Task statement → Could you copy every line from the material below in which "Equation" appears?

:: Records to process ::

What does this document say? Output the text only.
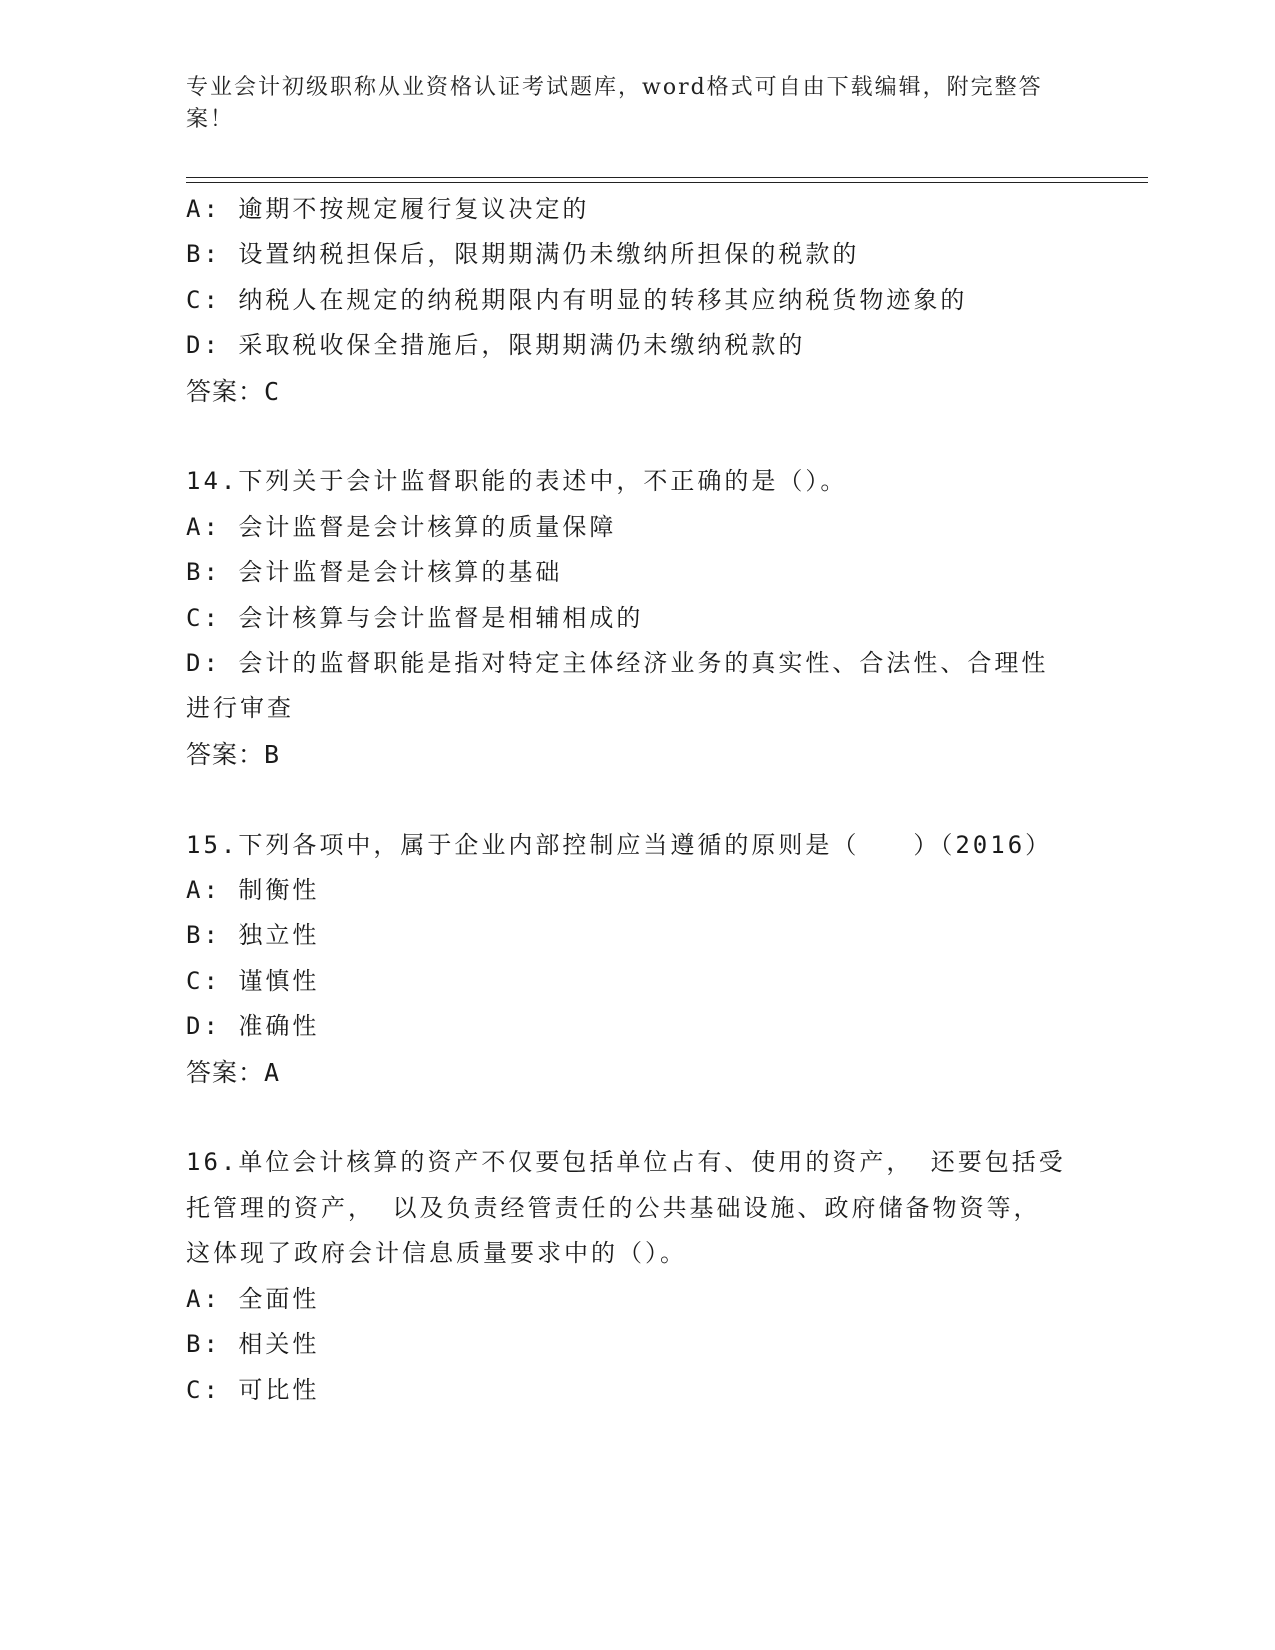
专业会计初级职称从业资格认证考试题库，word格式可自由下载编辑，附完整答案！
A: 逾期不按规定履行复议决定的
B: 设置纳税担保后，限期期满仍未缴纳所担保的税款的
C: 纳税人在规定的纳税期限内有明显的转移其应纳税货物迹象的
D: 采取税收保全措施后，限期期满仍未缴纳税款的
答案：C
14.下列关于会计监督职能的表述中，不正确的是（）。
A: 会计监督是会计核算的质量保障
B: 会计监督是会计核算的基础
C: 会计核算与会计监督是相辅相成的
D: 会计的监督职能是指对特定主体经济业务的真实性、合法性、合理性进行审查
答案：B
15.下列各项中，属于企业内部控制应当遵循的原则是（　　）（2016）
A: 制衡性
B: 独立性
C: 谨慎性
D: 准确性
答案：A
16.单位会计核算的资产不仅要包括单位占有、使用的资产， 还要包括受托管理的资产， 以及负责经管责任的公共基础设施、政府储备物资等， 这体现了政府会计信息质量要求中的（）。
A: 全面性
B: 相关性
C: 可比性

:::
:: Records to process ::

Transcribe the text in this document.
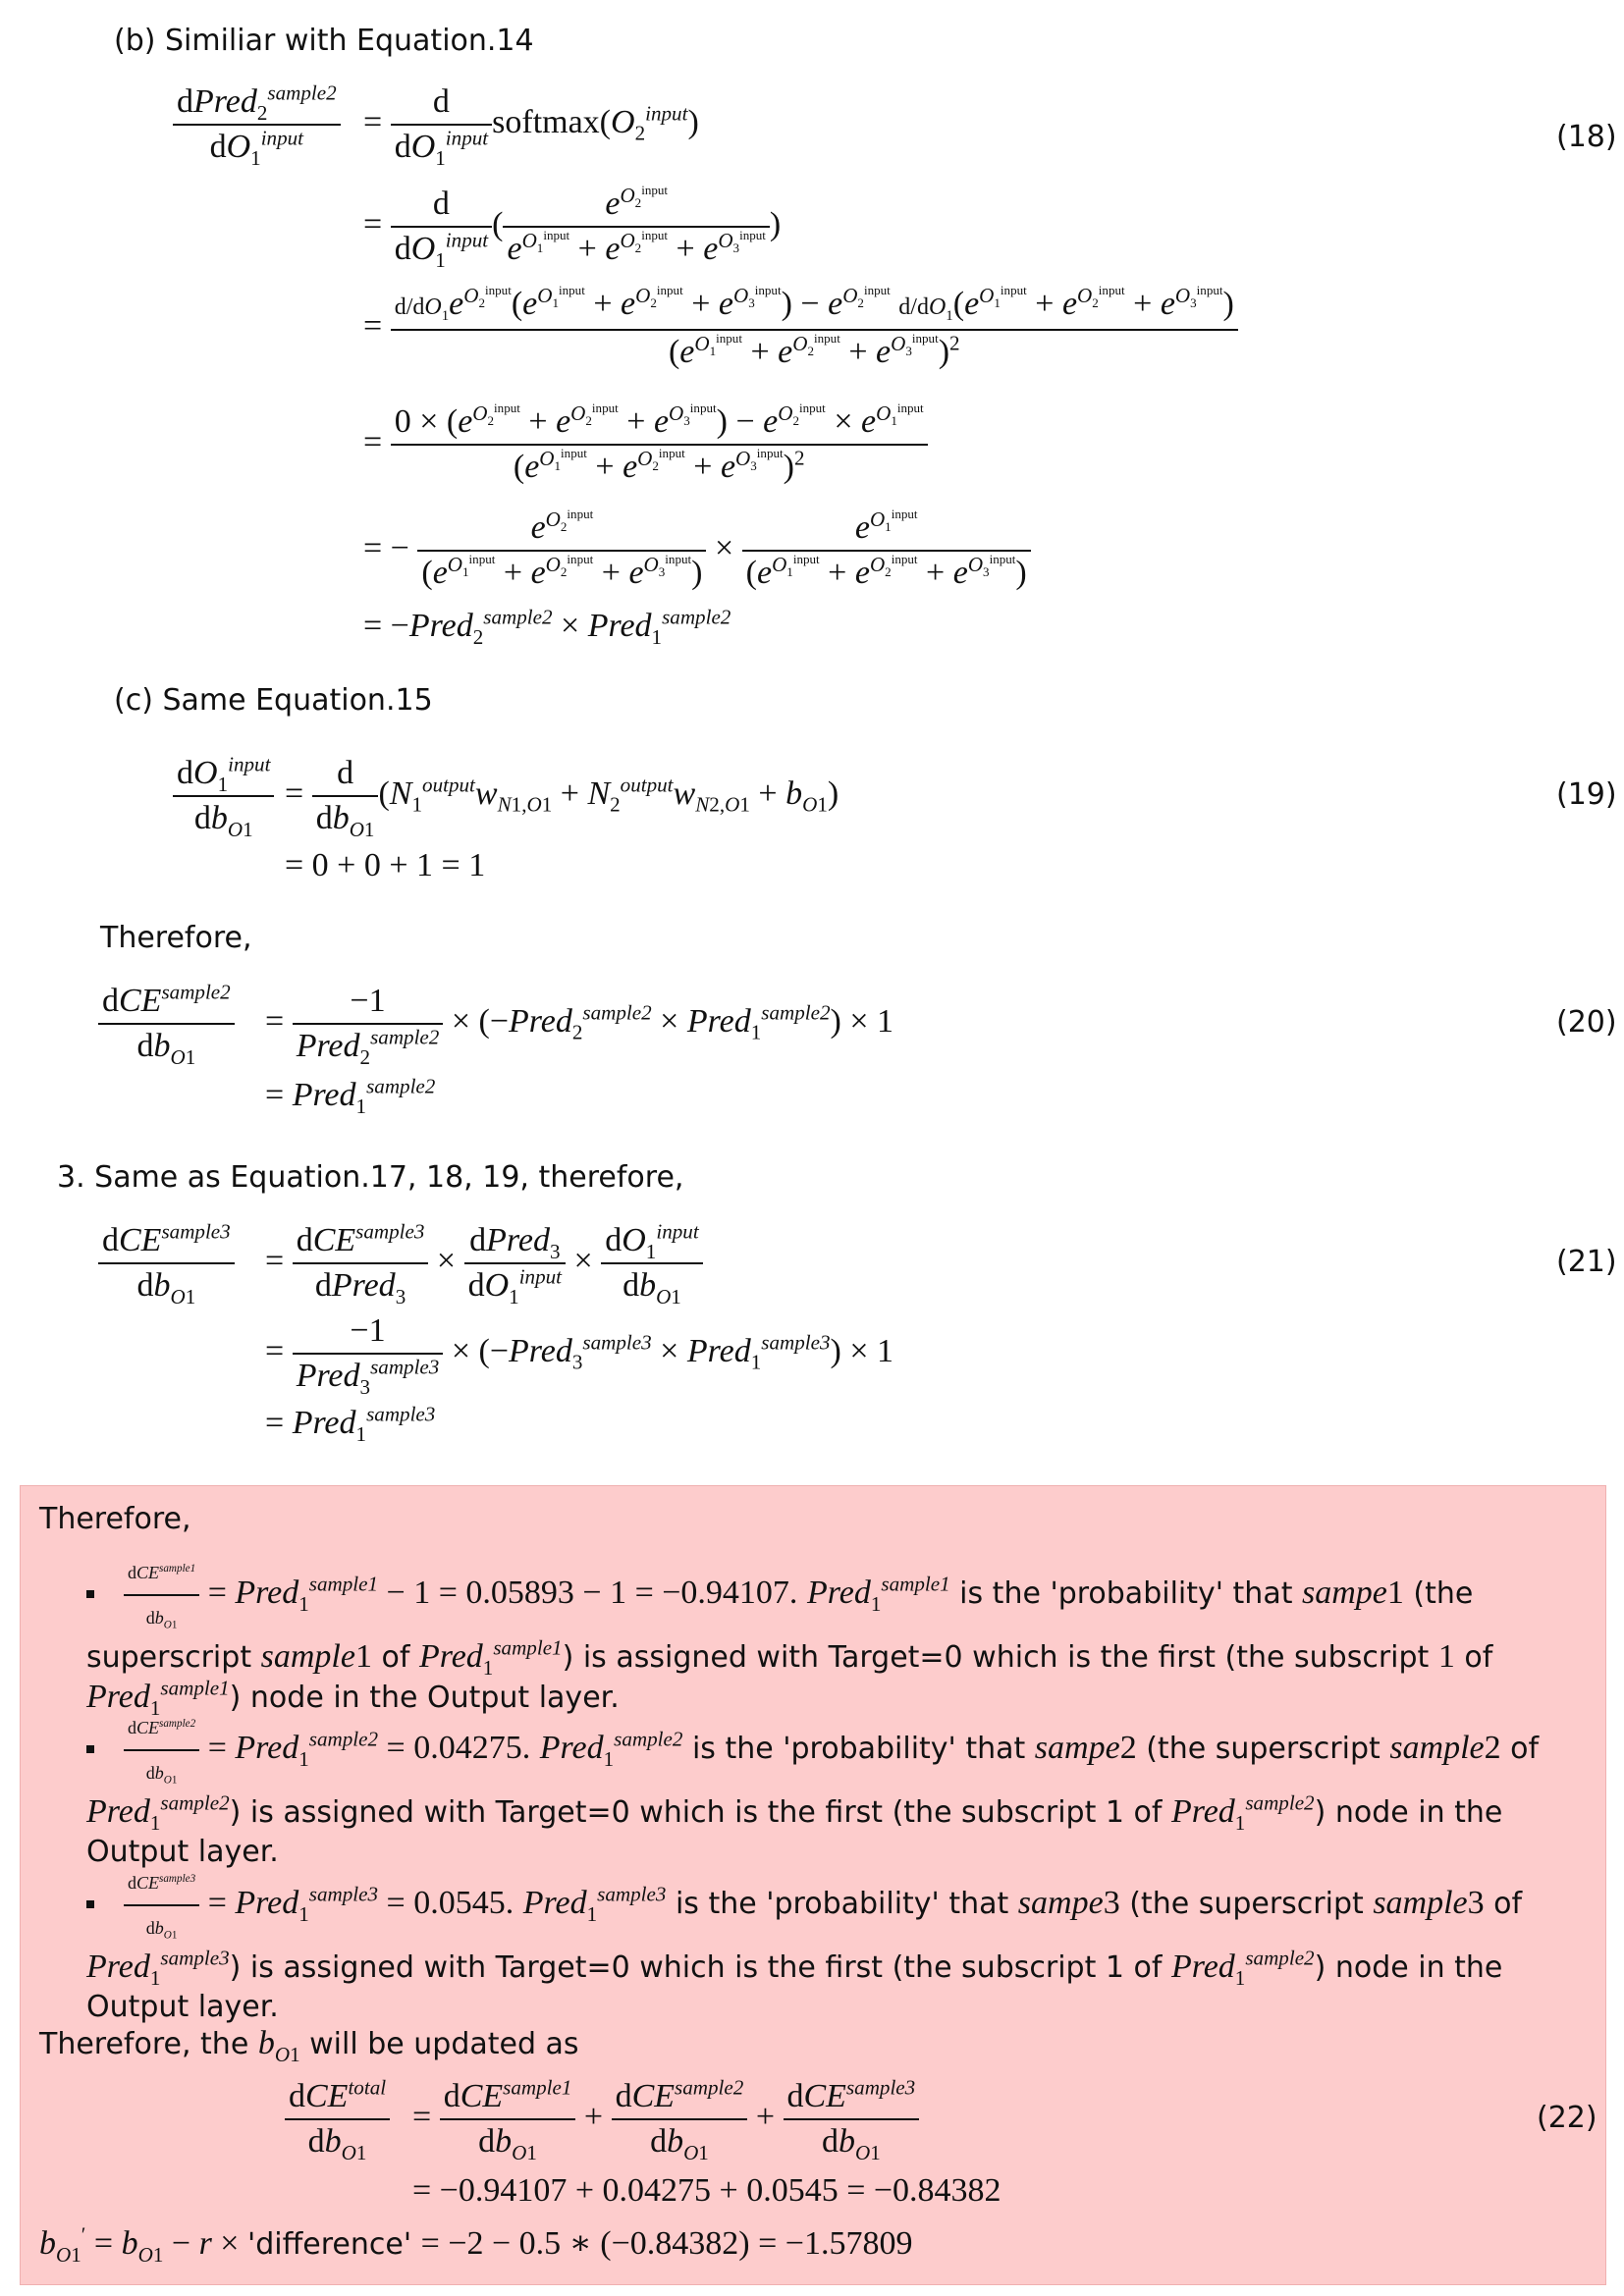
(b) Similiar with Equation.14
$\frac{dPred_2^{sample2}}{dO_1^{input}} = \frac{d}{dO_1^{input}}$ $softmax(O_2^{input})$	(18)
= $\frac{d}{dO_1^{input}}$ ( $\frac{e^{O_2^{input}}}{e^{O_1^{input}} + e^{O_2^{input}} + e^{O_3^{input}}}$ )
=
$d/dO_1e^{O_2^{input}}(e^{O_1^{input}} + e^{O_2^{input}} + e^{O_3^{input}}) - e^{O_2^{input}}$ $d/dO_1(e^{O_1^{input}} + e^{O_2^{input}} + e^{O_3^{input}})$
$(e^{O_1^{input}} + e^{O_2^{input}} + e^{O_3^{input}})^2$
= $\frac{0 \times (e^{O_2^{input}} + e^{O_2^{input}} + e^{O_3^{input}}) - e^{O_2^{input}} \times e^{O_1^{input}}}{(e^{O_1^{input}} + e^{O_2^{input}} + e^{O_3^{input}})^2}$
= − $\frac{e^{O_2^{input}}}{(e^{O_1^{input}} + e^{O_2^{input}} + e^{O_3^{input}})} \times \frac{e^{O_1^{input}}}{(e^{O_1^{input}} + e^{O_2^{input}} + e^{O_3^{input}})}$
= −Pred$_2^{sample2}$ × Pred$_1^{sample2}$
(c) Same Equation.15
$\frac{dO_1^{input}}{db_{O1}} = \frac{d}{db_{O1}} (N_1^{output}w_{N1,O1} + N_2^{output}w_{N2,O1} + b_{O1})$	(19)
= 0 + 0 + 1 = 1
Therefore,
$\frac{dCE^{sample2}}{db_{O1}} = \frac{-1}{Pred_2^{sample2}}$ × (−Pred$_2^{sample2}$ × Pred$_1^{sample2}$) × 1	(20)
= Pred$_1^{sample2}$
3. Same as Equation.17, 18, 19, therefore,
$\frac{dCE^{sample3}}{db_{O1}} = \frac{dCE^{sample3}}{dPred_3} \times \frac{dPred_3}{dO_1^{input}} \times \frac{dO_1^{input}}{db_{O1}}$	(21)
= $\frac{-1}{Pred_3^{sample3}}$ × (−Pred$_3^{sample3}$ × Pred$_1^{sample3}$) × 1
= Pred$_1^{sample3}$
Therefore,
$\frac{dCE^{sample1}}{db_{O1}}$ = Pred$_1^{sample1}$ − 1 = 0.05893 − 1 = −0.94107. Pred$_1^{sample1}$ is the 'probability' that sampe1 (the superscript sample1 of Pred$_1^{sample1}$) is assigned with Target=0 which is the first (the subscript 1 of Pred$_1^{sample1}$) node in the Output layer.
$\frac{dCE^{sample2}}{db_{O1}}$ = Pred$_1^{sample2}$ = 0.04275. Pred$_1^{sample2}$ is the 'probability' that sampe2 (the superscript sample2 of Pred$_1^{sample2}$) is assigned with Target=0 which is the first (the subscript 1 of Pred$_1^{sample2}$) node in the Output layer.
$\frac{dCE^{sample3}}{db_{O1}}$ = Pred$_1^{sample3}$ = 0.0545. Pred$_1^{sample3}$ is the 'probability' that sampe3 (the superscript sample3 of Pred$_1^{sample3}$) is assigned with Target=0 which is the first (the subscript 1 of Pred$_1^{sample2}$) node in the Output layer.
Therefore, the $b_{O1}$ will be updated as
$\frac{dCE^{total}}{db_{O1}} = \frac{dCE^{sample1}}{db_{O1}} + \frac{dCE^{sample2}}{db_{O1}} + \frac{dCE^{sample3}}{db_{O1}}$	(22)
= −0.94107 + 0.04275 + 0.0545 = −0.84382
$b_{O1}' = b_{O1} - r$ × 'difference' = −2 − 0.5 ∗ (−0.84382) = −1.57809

:::

Task output →
(b) Similiar with Equation.14
(c) Same Equation.15
3. Same as Equation.17, 18, 19, therefore,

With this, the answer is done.